**PROBLEM TO WORK ON:**
Give the data again exactly as written, skipping any pictures.

**DATA FOR THIS EXERCISE:**
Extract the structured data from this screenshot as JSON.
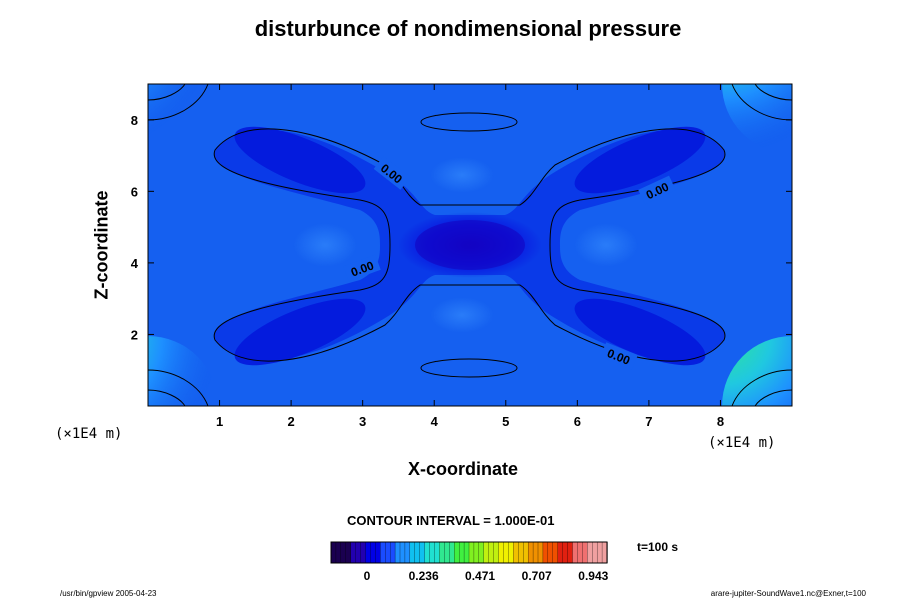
{
  "chart_data": {
    "type": "heatmap",
    "title": "disturbunce of nondimensional pressure",
    "xlabel": "X-coordinate",
    "ylabel": "Z-coordinate",
    "x_unit": "(×1E4 m)",
    "y_unit": "(×1E4 m)",
    "xlim": [
      0,
      9
    ],
    "ylim": [
      0,
      9
    ],
    "x_ticks": [
      1,
      2,
      3,
      4,
      5,
      6,
      7,
      8
    ],
    "y_ticks": [
      2,
      4,
      6,
      8
    ],
    "contour_interval_text": "CONTOUR INTERVAL = 1.000E-01",
    "contour_level_labels": [
      "0.00",
      "0.00",
      "0.00",
      "0.00"
    ],
    "colorbar": {
      "ticks": [
        "0",
        "0.236",
        "0.471",
        "0.707",
        "0.943"
      ],
      "range": [
        -0.15,
        1.0
      ],
      "colors": [
        "#1a0050",
        "#2200b0",
        "#0000e6",
        "#1a4cff",
        "#1e90ff",
        "#10c0f0",
        "#20e0d0",
        "#30e890",
        "#40f040",
        "#80f020",
        "#c0f010",
        "#f0f000",
        "#f0c000",
        "#f09000",
        "#f05000",
        "#e02010",
        "#f07070",
        "#f0a0a0"
      ]
    },
    "time_label": "t=100 s",
    "field_features": [
      {
        "kind": "minimum",
        "x": 4.5,
        "z": 4.5
      },
      {
        "kind": "maximum",
        "x": 0,
        "z": 0
      },
      {
        "kind": "maximum",
        "x": 9,
        "z": 0
      },
      {
        "kind": "maximum",
        "x": 0,
        "z": 9
      },
      {
        "kind": "maximum",
        "x": 9,
        "z": 9
      }
    ]
  },
  "footer": {
    "left": "/usr/bin/gpview 2005-04-23",
    "right": "arare-jupiter-SoundWave1.nc@Exner,t=100"
  }
}
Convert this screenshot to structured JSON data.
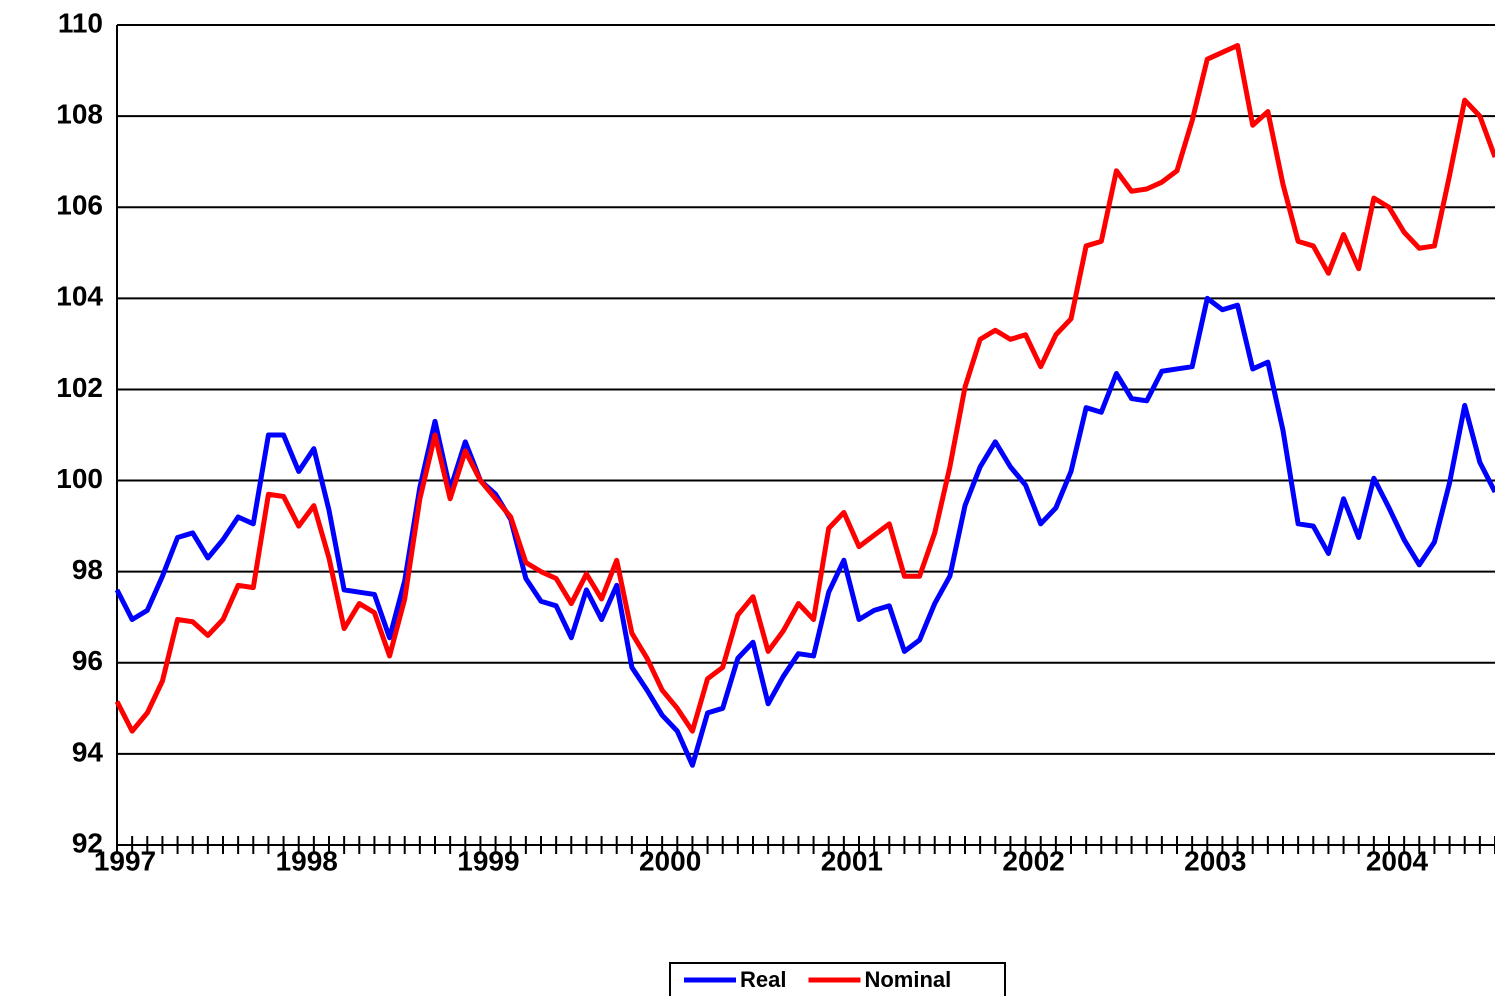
{
  "chart_data": {
    "type": "line",
    "categories": [
      "1997",
      null,
      null,
      null,
      null,
      null,
      null,
      null,
      null,
      null,
      null,
      null,
      "1998",
      null,
      null,
      null,
      null,
      null,
      null,
      null,
      null,
      null,
      null,
      null,
      "1999",
      null,
      null,
      null,
      null,
      null,
      null,
      null,
      null,
      null,
      null,
      null,
      "2000",
      null,
      null,
      null,
      null,
      null,
      null,
      null,
      null,
      null,
      null,
      null,
      "2001",
      null,
      null,
      null,
      null,
      null,
      null,
      null,
      null,
      null,
      null,
      null,
      "2002",
      null,
      null,
      null,
      null,
      null,
      null,
      null,
      null,
      null,
      null,
      null,
      "2003",
      null,
      null,
      null,
      null,
      null,
      null,
      null,
      null,
      null,
      null,
      null,
      "2004",
      null,
      null,
      null,
      null,
      null,
      null,
      null
    ],
    "series": [
      {
        "name": "Real",
        "color": "#0000ff",
        "values": [
          97.6,
          96.95,
          97.15,
          97.9,
          98.75,
          98.85,
          98.3,
          98.7,
          99.2,
          99.05,
          101.0,
          101.0,
          100.2,
          100.7,
          99.35,
          97.6,
          97.55,
          97.5,
          96.55,
          97.8,
          99.85,
          101.3,
          99.8,
          100.85,
          100.0,
          99.7,
          99.15,
          97.85,
          97.35,
          97.25,
          96.55,
          97.6,
          96.95,
          97.7,
          95.9,
          95.4,
          94.85,
          94.5,
          93.75,
          94.9,
          95.0,
          96.1,
          96.45,
          95.1,
          95.7,
          96.2,
          96.15,
          97.55,
          98.25,
          96.95,
          97.15,
          97.25,
          96.25,
          96.5,
          97.3,
          97.9,
          99.45,
          100.3,
          100.85,
          100.3,
          99.9,
          99.05,
          99.4,
          100.2,
          101.6,
          101.5,
          102.35,
          101.8,
          101.75,
          102.4,
          102.45,
          102.5,
          104.0,
          103.75,
          103.85,
          102.45,
          102.6,
          101.1,
          99.05,
          99.0,
          98.4,
          99.6,
          98.75,
          100.05,
          99.4,
          98.7,
          98.15,
          98.65,
          99.95,
          101.65,
          100.4,
          99.75
        ]
      },
      {
        "name": "Nominal",
        "color": "#ff0000",
        "values": [
          95.15,
          94.5,
          94.9,
          95.6,
          96.95,
          96.9,
          96.6,
          96.95,
          97.7,
          97.65,
          99.7,
          99.65,
          99.0,
          99.45,
          98.3,
          96.75,
          97.3,
          97.1,
          96.15,
          97.4,
          99.6,
          101.0,
          99.6,
          100.65,
          100.0,
          99.6,
          99.2,
          98.2,
          98.0,
          97.85,
          97.3,
          97.95,
          97.4,
          98.25,
          96.65,
          96.1,
          95.4,
          95.0,
          94.5,
          95.65,
          95.9,
          97.05,
          97.45,
          96.25,
          96.7,
          97.3,
          96.95,
          98.95,
          99.3,
          98.55,
          98.8,
          99.05,
          97.9,
          97.9,
          98.85,
          100.3,
          102.05,
          103.1,
          103.3,
          103.1,
          103.2,
          102.5,
          103.2,
          103.55,
          105.15,
          105.25,
          106.8,
          106.35,
          106.4,
          106.55,
          106.8,
          107.9,
          109.25,
          109.4,
          109.55,
          107.8,
          108.1,
          106.5,
          105.25,
          105.15,
          104.55,
          105.4,
          104.65,
          106.2,
          106.0,
          105.45,
          105.1,
          105.15,
          106.7,
          108.35,
          108.0,
          107.1
        ]
      }
    ],
    "ylim": [
      92,
      110
    ],
    "yticks": [
      92,
      94,
      96,
      98,
      100,
      102,
      104,
      106,
      108,
      110
    ],
    "grid": true,
    "legend": "bottom"
  }
}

**RESPONSE TO THE TASK:**
Extract the structured data from this screenshot as JSON.
{
  "chart_data": {
    "type": "heatmap",
    "title": "disturbunce of nondimensional pressure",
    "xlabel": "X-coordinate",
    "ylabel": "Z-coordinate",
    "x_unit": "(×1E4 m)",
    "y_unit": "(×1E4 m)",
    "xlim": [
      0,
      9
    ],
    "ylim": [
      0,
      9
    ],
    "x_ticks": [
      1,
      2,
      3,
      4,
      5,
      6,
      7,
      8
    ],
    "y_ticks": [
      2,
      4,
      6,
      8
    ],
    "contour_interval_text": "CONTOUR INTERVAL = 1.000E-01",
    "contour_level_labels": [
      "0.00",
      "0.00",
      "0.00",
      "0.00"
    ],
    "colorbar": {
      "ticks": [
        "0",
        "0.236",
        "0.471",
        "0.707",
        "0.943"
      ],
      "range": [
        -0.15,
        1.0
      ],
      "colors": [
        "#1a0050",
        "#2200b0",
        "#0000e6",
        "#1a4cff",
        "#1e90ff",
        "#10c0f0",
        "#20e0d0",
        "#30e890",
        "#40f040",
        "#80f020",
        "#c0f010",
        "#f0f000",
        "#f0c000",
        "#f09000",
        "#f05000",
        "#e02010",
        "#f07070",
        "#f0a0a0"
      ]
    },
    "time_label": "t=100 s",
    "field_features": [
      {
        "kind": "minimum",
        "x": 4.5,
        "z": 4.5
      },
      {
        "kind": "maximum",
        "x": 0,
        "z": 0
      },
      {
        "kind": "maximum",
        "x": 9,
        "z": 0
      },
      {
        "kind": "maximum",
        "x": 0,
        "z": 9
      },
      {
        "kind": "maximum",
        "x": 9,
        "z": 9
      }
    ]
  },
  "footer": {
    "left": "/usr/bin/gpview 2005-04-23",
    "right": "arare-jupiter-SoundWave1.nc@Exner,t=100"
  }
}
Convert this screenshot to structured JSON data.
{
  "chart_data": {
    "type": "line",
    "categories": [
      "1997",
      null,
      null,
      null,
      null,
      null,
      null,
      null,
      null,
      null,
      null,
      null,
      "1998",
      null,
      null,
      null,
      null,
      null,
      null,
      null,
      null,
      null,
      null,
      null,
      "1999",
      null,
      null,
      null,
      null,
      null,
      null,
      null,
      null,
      null,
      null,
      null,
      "2000",
      null,
      null,
      null,
      null,
      null,
      null,
      null,
      null,
      null,
      null,
      null,
      "2001",
      null,
      null,
      null,
      null,
      null,
      null,
      null,
      null,
      null,
      null,
      null,
      "2002",
      null,
      null,
      null,
      null,
      null,
      null,
      null,
      null,
      null,
      null,
      null,
      "2003",
      null,
      null,
      null,
      null,
      null,
      null,
      null,
      null,
      null,
      null,
      null,
      "2004",
      null,
      null,
      null,
      null,
      null,
      null,
      null
    ],
    "series": [
      {
        "name": "Real",
        "color": "#0000ff",
        "values": [
          97.6,
          96.95,
          97.15,
          97.9,
          98.75,
          98.85,
          98.3,
          98.7,
          99.2,
          99.05,
          101.0,
          101.0,
          100.2,
          100.7,
          99.35,
          97.6,
          97.55,
          97.5,
          96.55,
          97.8,
          99.85,
          101.3,
          99.8,
          100.85,
          100.0,
          99.7,
          99.15,
          97.85,
          97.35,
          97.25,
          96.55,
          97.6,
          96.95,
          97.7,
          95.9,
          95.4,
          94.85,
          94.5,
          93.75,
          94.9,
          95.0,
          96.1,
          96.45,
          95.1,
          95.7,
          96.2,
          96.15,
          97.55,
          98.25,
          96.95,
          97.15,
          97.25,
          96.25,
          96.5,
          97.3,
          97.9,
          99.45,
          100.3,
          100.85,
          100.3,
          99.9,
          99.05,
          99.4,
          100.2,
          101.6,
          101.5,
          102.35,
          101.8,
          101.75,
          102.4,
          102.45,
          102.5,
          104.0,
          103.75,
          103.85,
          102.45,
          102.6,
          101.1,
          99.05,
          99.0,
          98.4,
          99.6,
          98.75,
          100.05,
          99.4,
          98.7,
          98.15,
          98.65,
          99.95,
          101.65,
          100.4,
          99.75
        ]
      },
      {
        "name": "Nominal",
        "color": "#ff0000",
        "values": [
          95.15,
          94.5,
          94.9,
          95.6,
          96.95,
          96.9,
          96.6,
          96.95,
          97.7,
          97.65,
          99.7,
          99.65,
          99.0,
          99.45,
          98.3,
          96.75,
          97.3,
          97.1,
          96.15,
          97.4,
          99.6,
          101.0,
          99.6,
          100.65,
          100.0,
          99.6,
          99.2,
          98.2,
          98.0,
          97.85,
          97.3,
          97.95,
          97.4,
          98.25,
          96.65,
          96.1,
          95.4,
          95.0,
          94.5,
          95.65,
          95.9,
          97.05,
          97.45,
          96.25,
          96.7,
          97.3,
          96.95,
          98.95,
          99.3,
          98.55,
          98.8,
          99.05,
          97.9,
          97.9,
          98.85,
          100.3,
          102.05,
          103.1,
          103.3,
          103.1,
          103.2,
          102.5,
          103.2,
          103.55,
          105.15,
          105.25,
          106.8,
          106.35,
          106.4,
          106.55,
          106.8,
          107.9,
          109.25,
          109.4,
          109.55,
          107.8,
          108.1,
          106.5,
          105.25,
          105.15,
          104.55,
          105.4,
          104.65,
          106.2,
          106.0,
          105.45,
          105.1,
          105.15,
          106.7,
          108.35,
          108.0,
          107.1
        ]
      }
    ],
    "ylim": [
      92,
      110
    ],
    "yticks": [
      92,
      94,
      96,
      98,
      100,
      102,
      104,
      106,
      108,
      110
    ],
    "grid": true,
    "legend": "bottom"
  }
}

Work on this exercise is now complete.